Exercices à réaliser
[1] Transcrivez fidèlement, s'il vous plaît, le texte sur les Gilets jaunes en commençant par « Une énième tentative » et en allant jusqu'à « des plus importants. ».
[2] Poursuivez le texte sur les Gilets jaunes à partir de sa dernière phrase.

Extrait
Une énième tentative de manipulation de
l’opinion publique, qui s’est déployée à
son paroxysme au moment de la polémique
autour de « l'agression » de
Finkielkraut et de « l'antisémitisme des
gilets jaunes ». Soyons clairs : il ne
s’agit pas de nier que des formes
d’antisémitisme et de complotisme ont pu
s’exprimer et se diffuser au sein du
mouvement. Il s’agit d’exhiber les
outils de répression morale de l’État,
et de comprendre que le fascisme et ses
idées en sont l'un des plus importants.
Ledit antisémitisme, dont l’État se
targuait d’être le plus vif opposant,
doit également se comprendre comme un
outil, une réalité entretenue sciemment
au sein du mouvement. Si les thèses
antisémites notoires, comme celles
d'Alain Soral, ont pu se diffuser au
sein du mouvement, par l’intermédiaire
d’auxiliaires ou de militant fascistes,
c’est parce que celles-ci ont été
largement exacerbées et relayées par les
médias de masse et le gouvernement. Et
si tel a été le cas, c’est parce que ces
thèses prétendument « anti-système »
sont en réalité au service de celui-ci,
et sont mobilisées en son sens. De
l’extérieur, l’État s’en sert pour
délégitimer le mouvement aux yeux de
l’opinion publique. De l’intérieur, les
thèses sur la « finance juive »,
articulées notamment autour de la banque
Rotschild, permettent aux vrais ennemis,
tels que la finance au sens large et le
capitalisme en tant que système de
domination et d’exploitation, d’être
écartés, segmentés, pour cibler une
soi-disant partie du problème plutôt que
le problème en lui-même. Une fois de
plus, stratégie répressive et stratégie
fasciste font corps à l’encontre du
mouvement social.
« Autonomes et
antifascistes se sont placés au service
du mouvement »
Reprenons le fil de
notre propos. La présence des groupes
d’extrême droite (comme les Zouaves
Paris) au sein des Gilets jaunes, ne
s’est pas limitée à un rôle
d’épouvantail du pouvoir. Ces derniers
étaient avant tout présents pour tenter
de chasser les militants antifascistes,
autonomes et révolutionnaires. Il
s’agissait de s’en prendre à ceux qui
étaient également la cible des forces de
police, en raison de leur soutien
logistique et stratégique dans le
mouvement, au cours de blocages
économiques, ou dans les manifestations,
en tant que force active dans
l’autodéfense des cortèges face aux
attaques de la police, auprès des Gilets
jaunes.
À cette stratégie
militaire s’ajoute la tentative
d’infiltration des services d’ordre,
mise en lumière par la présence d'un
militant identitaire notoire, Victor
Lenta3
devenu membre auto-proclamé d’un service
d’ordre au sein duquel on a pu retrouver
nos fameux zouaves de service4.

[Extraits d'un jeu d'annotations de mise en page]

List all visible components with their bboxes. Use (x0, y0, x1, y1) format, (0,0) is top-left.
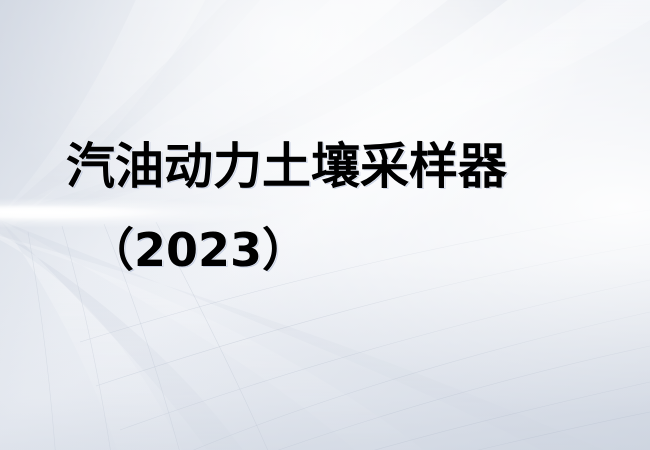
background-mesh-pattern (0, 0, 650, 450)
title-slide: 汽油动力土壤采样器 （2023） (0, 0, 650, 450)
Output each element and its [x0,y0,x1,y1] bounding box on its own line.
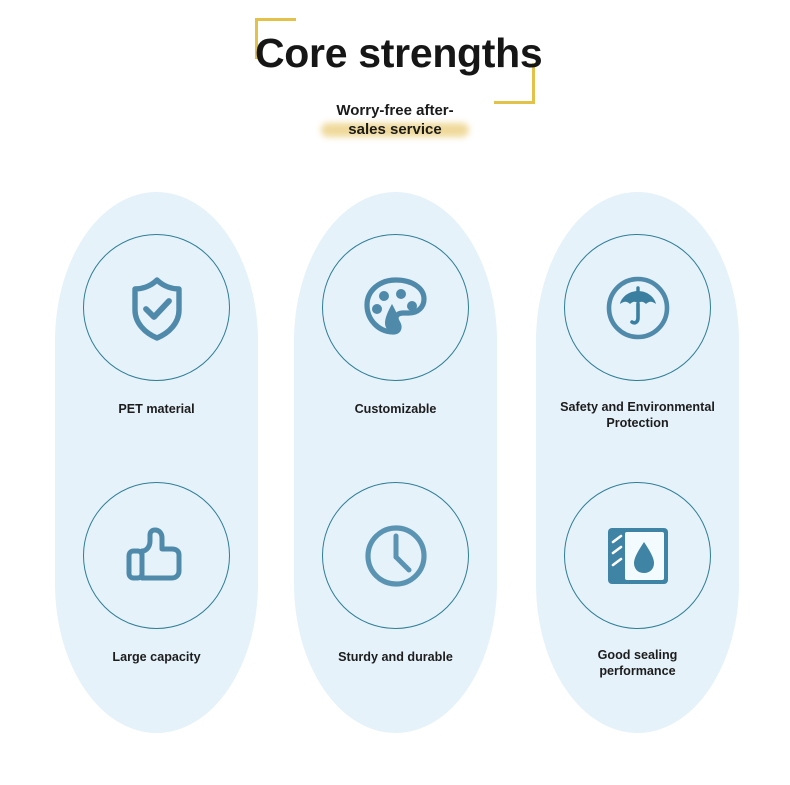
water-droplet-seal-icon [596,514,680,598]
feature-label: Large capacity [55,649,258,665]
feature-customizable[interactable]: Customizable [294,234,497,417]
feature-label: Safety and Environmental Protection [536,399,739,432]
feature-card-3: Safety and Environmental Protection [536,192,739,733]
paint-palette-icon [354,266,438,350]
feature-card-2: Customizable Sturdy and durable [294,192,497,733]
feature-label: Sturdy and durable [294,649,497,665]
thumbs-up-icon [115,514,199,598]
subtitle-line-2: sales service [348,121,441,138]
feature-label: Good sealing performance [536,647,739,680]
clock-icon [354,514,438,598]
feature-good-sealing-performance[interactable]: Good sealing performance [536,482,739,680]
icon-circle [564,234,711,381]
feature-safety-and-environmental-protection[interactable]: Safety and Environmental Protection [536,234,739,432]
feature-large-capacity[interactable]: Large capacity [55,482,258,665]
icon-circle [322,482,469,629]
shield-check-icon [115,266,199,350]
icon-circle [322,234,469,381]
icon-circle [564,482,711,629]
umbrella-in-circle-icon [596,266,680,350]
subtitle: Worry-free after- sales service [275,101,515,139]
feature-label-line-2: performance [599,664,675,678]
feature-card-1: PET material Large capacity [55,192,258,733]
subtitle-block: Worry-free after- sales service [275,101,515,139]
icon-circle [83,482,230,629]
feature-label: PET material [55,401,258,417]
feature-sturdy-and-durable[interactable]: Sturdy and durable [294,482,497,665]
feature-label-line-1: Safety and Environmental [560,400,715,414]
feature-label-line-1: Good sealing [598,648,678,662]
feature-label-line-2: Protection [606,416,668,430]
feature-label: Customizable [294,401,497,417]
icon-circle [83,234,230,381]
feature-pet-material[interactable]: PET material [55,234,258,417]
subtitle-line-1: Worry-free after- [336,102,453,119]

...

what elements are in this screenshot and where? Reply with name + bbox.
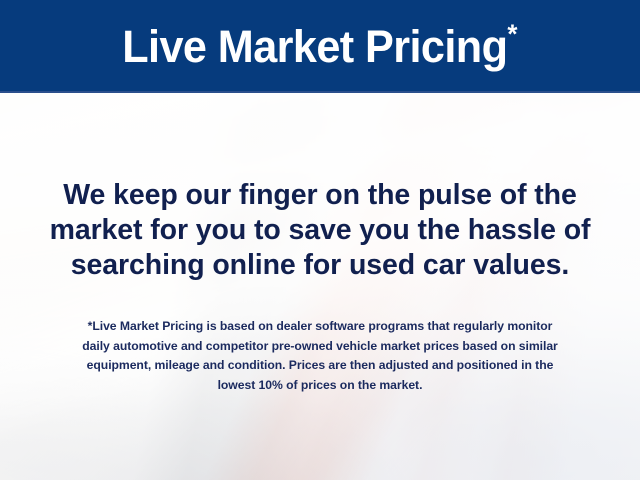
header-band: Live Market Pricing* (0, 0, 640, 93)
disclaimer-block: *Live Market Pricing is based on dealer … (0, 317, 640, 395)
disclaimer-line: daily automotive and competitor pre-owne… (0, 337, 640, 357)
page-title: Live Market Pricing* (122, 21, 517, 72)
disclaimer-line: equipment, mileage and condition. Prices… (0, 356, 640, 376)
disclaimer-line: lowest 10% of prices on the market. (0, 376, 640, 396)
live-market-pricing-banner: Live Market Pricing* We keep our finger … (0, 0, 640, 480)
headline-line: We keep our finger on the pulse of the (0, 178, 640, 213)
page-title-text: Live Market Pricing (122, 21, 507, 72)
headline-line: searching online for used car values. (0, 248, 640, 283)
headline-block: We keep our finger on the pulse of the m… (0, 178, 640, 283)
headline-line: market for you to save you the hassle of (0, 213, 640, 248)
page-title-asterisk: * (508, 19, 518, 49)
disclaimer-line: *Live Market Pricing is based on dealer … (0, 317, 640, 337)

Réponses par exercice
[1]
Une énième tentative de manipulation de
l’opinion publique, qui s’est déployée à
son paroxysme au moment de la polémique
autour de « l'agression » de
Finkielkraut et de « l'antisémitisme des
gilets jaunes ». Soyons clairs : il ne
s’agit pas de nier que des formes
d’antisémitisme et de complotisme ont pu
s’exprimer et se diffuser au sein du
mouvement. Il s’agit d’exhiber les
outils de répression morale de l’État,
et de comprendre que le fascisme et ses
idées en sont l'un des plus importants.

[2]
Une fois de plus la stratégie fasciste
faisait pleinement écho à la stratégie
de maintien de l’ordre. Il s’agissait
pour l’extrême droite d’intégrer des
instances du mouvement pour mieux
pouvoir s’en prendre aux groupes
antifascistes, mais surtout, pour tenter
d’imposer un cadre autoritaire aux
manifestations, afin d’empêcher toute
forme de débordement, et museler ainsi
les nouvelles formes de luttes
offensives, propres au surgissement des
gilets jaunes au sein du champ politique
traditionnel. Ce fut la dernière
tentative d’organisation réelle des
forces fascistes. En effet, c’est en
assumant un antifascisme de terrain que
les antifas et les gilets jaunes
antiracistes ont chassé les militants
d’extrême droite à Paris, à Lyon et
ailleurs, faisant des manifestations des
espaces où leur présence n’était pas
admise et non négociable. C’est en
devenant acteur du mouvement, et en
ignorant les injonctions à boycotter
celui-ci (provenant souvent de
« militants » de notre propre camp, qui
s’étaient laissés berner par
l’association d’État « Gilets jaunes –
extrême droite ») que nos combats
quotidiens ont finalement payé. Ce
travail de lutte, qui s’est mis en place
chaque samedi pendant plusieurs
semaines, n’a pu se faire qu’en étroite
collaboration avec les groupes de gilets
jaunes à l’échelle locale et nationale
et ne s’est pas réduit aux affrontements
de rue avec les militants fascistes.
Autonomes et antifascistes se sont
placés au service du mouvement, tant sur
le plan logistique que stratégique,
acceptant de faire avec les nombreuses
contradictions qui le traversaient,
transformant celui-ci tout en acceptant
d’être transformé à son tour, en se
détachant des schémas sclérosés de la
politique contestataire. Il a fallu pour
cela mobiliser et mettre en place des
stratégies et des formes de luttes
nouvelles, affronter physiquement les
groupes d’extrême droite, organiser la
protection de leurs cibles, mettre en
place des cortèges festifs et
antiracistes, participer aux assemblées
générales locales, s’investir sur les
ronds-points, dans les blocages,
mobiliser nos pratiques et notre savoir
des luttes pour organiser des groupes de
désarrestations face aux interpellations
policières, ou encore protéger les
cortèges contre la violence des forces
de l’ordre. Tout cela n’a été rendu
possible que grâce à la collaboration
entre camarades d’horizon parfois très
différents, mais avant tout grâce à la
solidarité issue de nos alliances avec
des gilets jaunes à l’échelle locale, en
particulier les gilets jaunes de Rungis,
sans qui la réussite du mouvement dans
la métropole parisienne n’aurait pas été
possible. Et c’est précisément ces
alliances, ces rencontres, ce travail
politique qui sont ciblés dans le cadre
de l’affaire qui m’a conduit aujourd’hui
à être de nouveau incarcéré et qui place
une fois de plus l’antifascisme autonome
sur le banc des accusés. Car il s’agit
bien ici d’une stratégie commune de
l’extrême droite et des institutions
répressives qui tentent par la voie
légale, pénale et carcérale, de s’en
prendre au mouvement et à ses différents
protagonistes.
« La violence qui
s’est abattue sur le mouvement des
Gilets jaunes vient de loin »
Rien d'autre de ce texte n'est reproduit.